What is needed:
Each line of the material must be repeated precisely, with the pictures left out.

Input material:

━━━━━━

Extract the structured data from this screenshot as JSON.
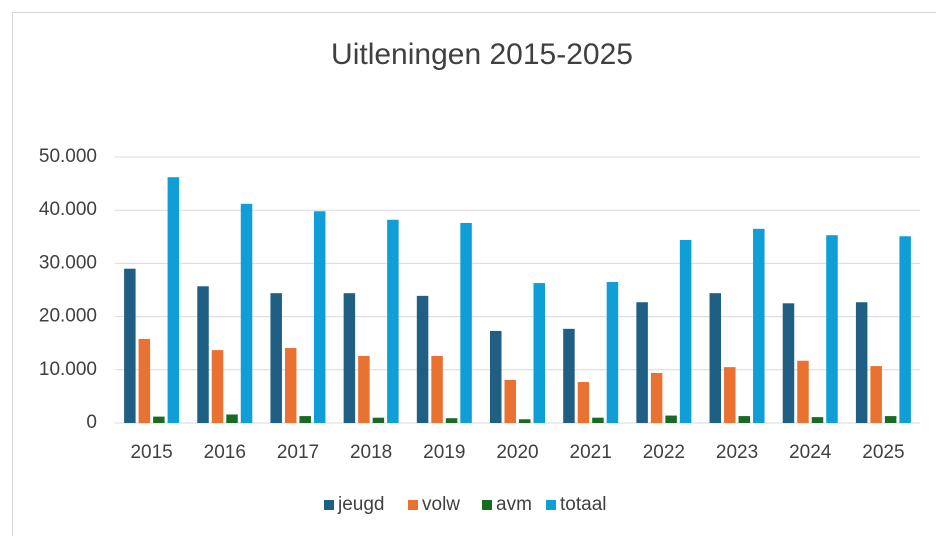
{
  "chart_data": {
    "type": "bar",
    "title": "Uitleningen 2015-2025",
    "categories": [
      "2015",
      "2016",
      "2017",
      "2018",
      "2019",
      "2020",
      "2021",
      "2022",
      "2023",
      "2024",
      "2025"
    ],
    "series": [
      {
        "name": "jeugd",
        "color": "#1f5f84",
        "values": [
          29000,
          25700,
          24400,
          24400,
          23900,
          17300,
          17700,
          22700,
          24400,
          22500,
          22700
        ]
      },
      {
        "name": "volw",
        "color": "#e97132",
        "values": [
          15800,
          13700,
          14100,
          12600,
          12600,
          8100,
          7700,
          9400,
          10500,
          11700,
          10700
        ]
      },
      {
        "name": "avm",
        "color": "#196b24",
        "values": [
          1200,
          1600,
          1300,
          1000,
          900,
          700,
          1000,
          1400,
          1300,
          1100,
          1300
        ]
      },
      {
        "name": "totaal",
        "color": "#0f9ed5",
        "values": [
          46200,
          41200,
          39800,
          38200,
          37600,
          26300,
          26500,
          34400,
          36500,
          35300,
          35100
        ]
      }
    ],
    "ylim": [
      0,
      50000
    ],
    "yticks": [
      0,
      {
        "value": 10000,
        "label": "10.000"
      },
      {
        "value": 20000,
        "label": "20.000"
      },
      {
        "value": 30000,
        "label": "30.000"
      },
      {
        "value": 40000,
        "label": "40.000"
      },
      {
        "value": 50000,
        "label": "50.000"
      }
    ],
    "grid": true,
    "legend": "bottom"
  }
}
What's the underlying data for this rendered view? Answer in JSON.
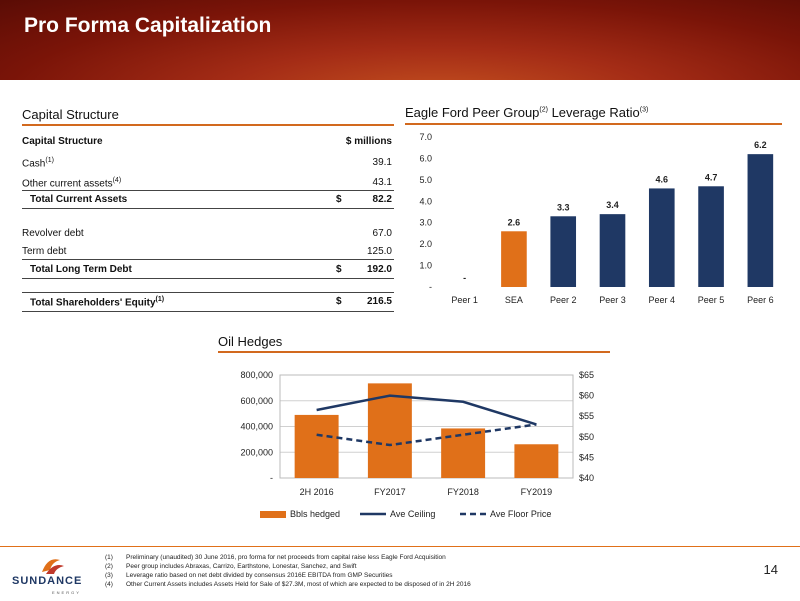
{
  "header": {
    "title": "Pro Forma Capitalization"
  },
  "capital_structure": {
    "section_title": "Capital Structure",
    "col_label": "Capital Structure",
    "col_units": "$ millions",
    "rows": [
      {
        "label": "Cash",
        "sup": "(1)",
        "dollar": "",
        "value": "39.1"
      },
      {
        "label": "Other current assets",
        "sup": "(4)",
        "dollar": "",
        "value": "43.1"
      },
      {
        "label": "Total Current Assets",
        "sup": "",
        "dollar": "$",
        "value": "82.2"
      },
      {
        "label": "Revolver debt",
        "sup": "",
        "dollar": "",
        "value": "67.0"
      },
      {
        "label": "Term debt",
        "sup": "",
        "dollar": "",
        "value": "125.0"
      },
      {
        "label": "Total Long Term Debt",
        "sup": "",
        "dollar": "$",
        "value": "192.0"
      },
      {
        "label": "Total Shareholders' Equity",
        "sup": "(1)",
        "dollar": "$",
        "value": "216.5"
      }
    ]
  },
  "leverage": {
    "title_main": "Eagle Ford Peer Group",
    "title_sup1": "(2)",
    "title_rest": " Leverage Ratio",
    "title_sup2": "(3)"
  },
  "hedges": {
    "title": "Oil Hedges"
  },
  "chart_data": [
    {
      "type": "bar",
      "title": "Eagle Ford Peer Group(2) Leverage Ratio(3)",
      "categories": [
        "Peer 1",
        "SEA",
        "Peer 2",
        "Peer 3",
        "Peer 4",
        "Peer 5",
        "Peer 6"
      ],
      "values": [
        0,
        2.6,
        3.3,
        3.4,
        4.6,
        4.7,
        6.2
      ],
      "data_labels": [
        "-",
        "2.6",
        "3.3",
        "3.4",
        "4.6",
        "4.7",
        "6.2"
      ],
      "bar_colors": [
        "#1f3864",
        "#e07019",
        "#1f3864",
        "#1f3864",
        "#1f3864",
        "#1f3864",
        "#1f3864"
      ],
      "ylim": [
        0,
        7
      ],
      "yticks": [
        0,
        1,
        2,
        3,
        4,
        5,
        6,
        7
      ],
      "ytick_labels": [
        "-",
        "1.0",
        "2.0",
        "3.0",
        "4.0",
        "5.0",
        "6.0",
        "7.0"
      ],
      "grid": false
    },
    {
      "type": "bar",
      "title": "Oil Hedges",
      "categories": [
        "2H 2016",
        "FY2017",
        "FY2018",
        "FY2019"
      ],
      "series": [
        {
          "name": "Bbls hedged",
          "type": "bar",
          "axis": "left",
          "color": "#e07019",
          "values": [
            490000,
            735000,
            385000,
            262000
          ]
        },
        {
          "name": "Ave Ceiling",
          "type": "line",
          "axis": "right",
          "color": "#1f3864",
          "values": [
            56.5,
            60.0,
            58.5,
            53.0
          ]
        },
        {
          "name": "Ave Floor Price",
          "type": "line-dashed",
          "axis": "right",
          "color": "#1f3864",
          "values": [
            50.5,
            48.0,
            50.5,
            53.0
          ]
        }
      ],
      "ylim_left": [
        0,
        800000
      ],
      "yticks_left": [
        0,
        200000,
        400000,
        600000,
        800000
      ],
      "ytick_labels_left": [
        "-",
        "200,000",
        "400,000",
        "600,000",
        "800,000"
      ],
      "ylim_right": [
        40,
        65
      ],
      "yticks_right": [
        40,
        45,
        50,
        55,
        60,
        65
      ],
      "ytick_labels_right": [
        "$40",
        "$45",
        "$50",
        "$55",
        "$60",
        "$65"
      ],
      "grid": true,
      "legend_position": "bottom"
    }
  ],
  "footnotes": [
    {
      "num": "(1)",
      "text": "Preliminary (unaudited) 30 June 2016, pro forma for net proceeds from capital raise less Eagle Ford Acquisition"
    },
    {
      "num": "(2)",
      "text": "Peer group includes Abraxas, Carrizo, Earthstone, Lonestar, Sanchez, and Swift"
    },
    {
      "num": "(3)",
      "text": "Leverage ratio based on net debt divided by consensus 2016E EBITDA from GMP Securities"
    },
    {
      "num": "(4)",
      "text": "Other Current Assets includes Assets Held for Sale of $27.3M, most of which are expected to be disposed of in 2H 2016"
    }
  ],
  "logo": {
    "text": "SUNDANCE",
    "subtext": "ENERGY"
  },
  "page_number": "14"
}
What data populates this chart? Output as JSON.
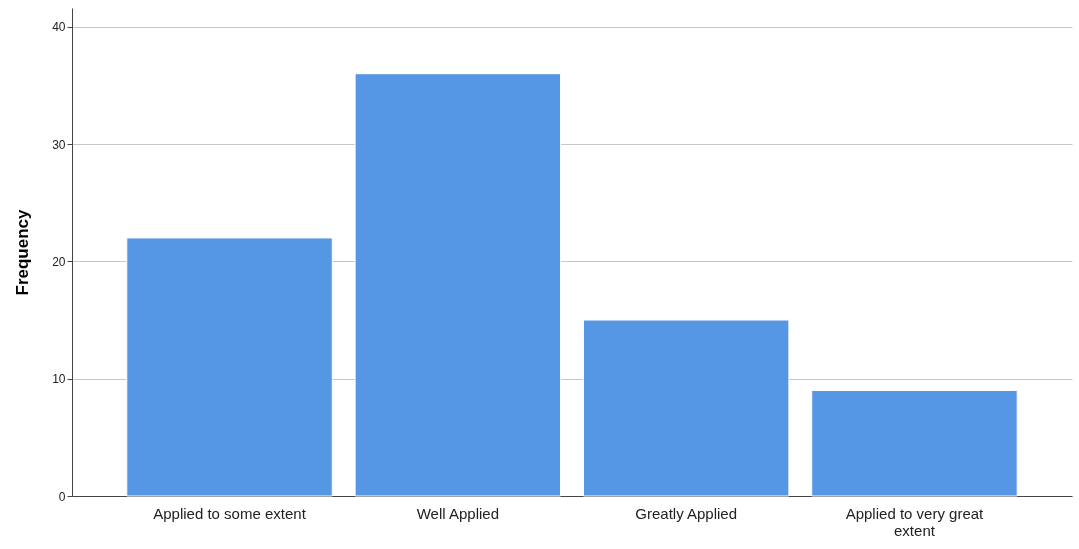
{
  "chart_data": {
    "type": "bar",
    "ylabel": "Frequency",
    "categories": [
      "Applied to some extent",
      "Well Applied",
      "Greatly Applied",
      "Applied to very great extent"
    ],
    "values": [
      22,
      36,
      15,
      9
    ],
    "color": "#5596e5",
    "ylim": [
      0,
      41.6
    ],
    "yticks": [
      0,
      10,
      20,
      30,
      40
    ],
    "grid": "y"
  }
}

━━━━━━

Completed exercise:
Extract the structured data from this screenshot as JSON.
{
  "chart_data": {
    "type": "bar",
    "title": "Uitleningen 2015-2025",
    "categories": [
      "2015",
      "2016",
      "2017",
      "2018",
      "2019",
      "2020",
      "2021",
      "2022",
      "2023",
      "2024",
      "2025"
    ],
    "series": [
      {
        "name": "jeugd",
        "color": "#1f5f84",
        "values": [
          29000,
          25700,
          24400,
          24400,
          23900,
          17300,
          17700,
          22700,
          24400,
          22500,
          22700
        ]
      },
      {
        "name": "volw",
        "color": "#e97132",
        "values": [
          15800,
          13700,
          14100,
          12600,
          12600,
          8100,
          7700,
          9400,
          10500,
          11700,
          10700
        ]
      },
      {
        "name": "avm",
        "color": "#196b24",
        "values": [
          1200,
          1600,
          1300,
          1000,
          900,
          700,
          1000,
          1400,
          1300,
          1100,
          1300
        ]
      },
      {
        "name": "totaal",
        "color": "#0f9ed5",
        "values": [
          46200,
          41200,
          39800,
          38200,
          37600,
          26300,
          26500,
          34400,
          36500,
          35300,
          35100
        ]
      }
    ],
    "ylim": [
      0,
      50000
    ],
    "yticks": [
      0,
      {
        "value": 10000,
        "label": "10.000"
      },
      {
        "value": 20000,
        "label": "20.000"
      },
      {
        "value": 30000,
        "label": "30.000"
      },
      {
        "value": 40000,
        "label": "40.000"
      },
      {
        "value": 50000,
        "label": "50.000"
      }
    ],
    "grid": true,
    "legend": "bottom"
  }
}
What's the underlying data for this rendered view? Answer in JSON.
{
  "header": {
    "title": "Pro Forma Capitalization"
  },
  "capital_structure": {
    "section_title": "Capital Structure",
    "col_label": "Capital Structure",
    "col_units": "$ millions",
    "rows": [
      {
        "label": "Cash",
        "sup": "(1)",
        "dollar": "",
        "value": "39.1"
      },
      {
        "label": "Other current assets",
        "sup": "(4)",
        "dollar": "",
        "value": "43.1"
      },
      {
        "label": "Total Current Assets",
        "sup": "",
        "dollar": "$",
        "value": "82.2"
      },
      {
        "label": "Revolver debt",
        "sup": "",
        "dollar": "",
        "value": "67.0"
      },
      {
        "label": "Term debt",
        "sup": "",
        "dollar": "",
        "value": "125.0"
      },
      {
        "label": "Total Long Term Debt",
        "sup": "",
        "dollar": "$",
        "value": "192.0"
      },
      {
        "label": "Total Shareholders' Equity",
        "sup": "(1)",
        "dollar": "$",
        "value": "216.5"
      }
    ]
  },
  "leverage": {
    "title_main": "Eagle Ford Peer Group",
    "title_sup1": "(2)",
    "title_rest": " Leverage Ratio",
    "title_sup2": "(3)"
  },
  "hedges": {
    "title": "Oil Hedges"
  },
  "chart_data": [
    {
      "type": "bar",
      "title": "Eagle Ford Peer Group(2) Leverage Ratio(3)",
      "categories": [
        "Peer 1",
        "SEA",
        "Peer 2",
        "Peer 3",
        "Peer 4",
        "Peer 5",
        "Peer 6"
      ],
      "values": [
        0,
        2.6,
        3.3,
        3.4,
        4.6,
        4.7,
        6.2
      ],
      "data_labels": [
        "-",
        "2.6",
        "3.3",
        "3.4",
        "4.6",
        "4.7",
        "6.2"
      ],
      "bar_colors": [
        "#1f3864",
        "#e07019",
        "#1f3864",
        "#1f3864",
        "#1f3864",
        "#1f3864",
        "#1f3864"
      ],
      "ylim": [
        0,
        7
      ],
      "yticks": [
        0,
        1,
        2,
        3,
        4,
        5,
        6,
        7
      ],
      "ytick_labels": [
        "-",
        "1.0",
        "2.0",
        "3.0",
        "4.0",
        "5.0",
        "6.0",
        "7.0"
      ],
      "grid": false
    },
    {
      "type": "bar",
      "title": "Oil Hedges",
      "categories": [
        "2H 2016",
        "FY2017",
        "FY2018",
        "FY2019"
      ],
      "series": [
        {
          "name": "Bbls hedged",
          "type": "bar",
          "axis": "left",
          "color": "#e07019",
          "values": [
            490000,
            735000,
            385000,
            262000
          ]
        },
        {
          "name": "Ave Ceiling",
          "type": "line",
          "axis": "right",
          "color": "#1f3864",
          "values": [
            56.5,
            60.0,
            58.5,
            53.0
          ]
        },
        {
          "name": "Ave Floor Price",
          "type": "line-dashed",
          "axis": "right",
          "color": "#1f3864",
          "values": [
            50.5,
            48.0,
            50.5,
            53.0
          ]
        }
      ],
      "ylim_left": [
        0,
        800000
      ],
      "yticks_left": [
        0,
        200000,
        400000,
        600000,
        800000
      ],
      "ytick_labels_left": [
        "-",
        "200,000",
        "400,000",
        "600,000",
        "800,000"
      ],
      "ylim_right": [
        40,
        65
      ],
      "yticks_right": [
        40,
        45,
        50,
        55,
        60,
        65
      ],
      "ytick_labels_right": [
        "$40",
        "$45",
        "$50",
        "$55",
        "$60",
        "$65"
      ],
      "grid": true,
      "legend_position": "bottom"
    }
  ],
  "footnotes": [
    {
      "num": "(1)",
      "text": "Preliminary (unaudited) 30 June 2016, pro forma for net proceeds from capital raise less Eagle Ford Acquisition"
    },
    {
      "num": "(2)",
      "text": "Peer group includes Abraxas, Carrizo, Earthstone, Lonestar, Sanchez, and Swift"
    },
    {
      "num": "(3)",
      "text": "Leverage ratio based on net debt divided by consensus 2016E EBITDA from GMP Securities"
    },
    {
      "num": "(4)",
      "text": "Other Current Assets includes Assets Held for Sale of $27.3M, most of which are expected to be disposed of in 2H 2016"
    }
  ],
  "logo": {
    "text": "SUNDANCE",
    "subtext": "ENERGY"
  },
  "page_number": "14"
}
What data populates this chart? Output as JSON.
{
  "chart_data": {
    "type": "bar",
    "ylabel": "Frequency",
    "categories": [
      "Applied to some extent",
      "Well Applied",
      "Greatly Applied",
      "Applied to very great extent"
    ],
    "values": [
      22,
      36,
      15,
      9
    ],
    "color": "#5596e5",
    "ylim": [
      0,
      41.6
    ],
    "yticks": [
      0,
      10,
      20,
      30,
      40
    ],
    "grid": "y"
  }
}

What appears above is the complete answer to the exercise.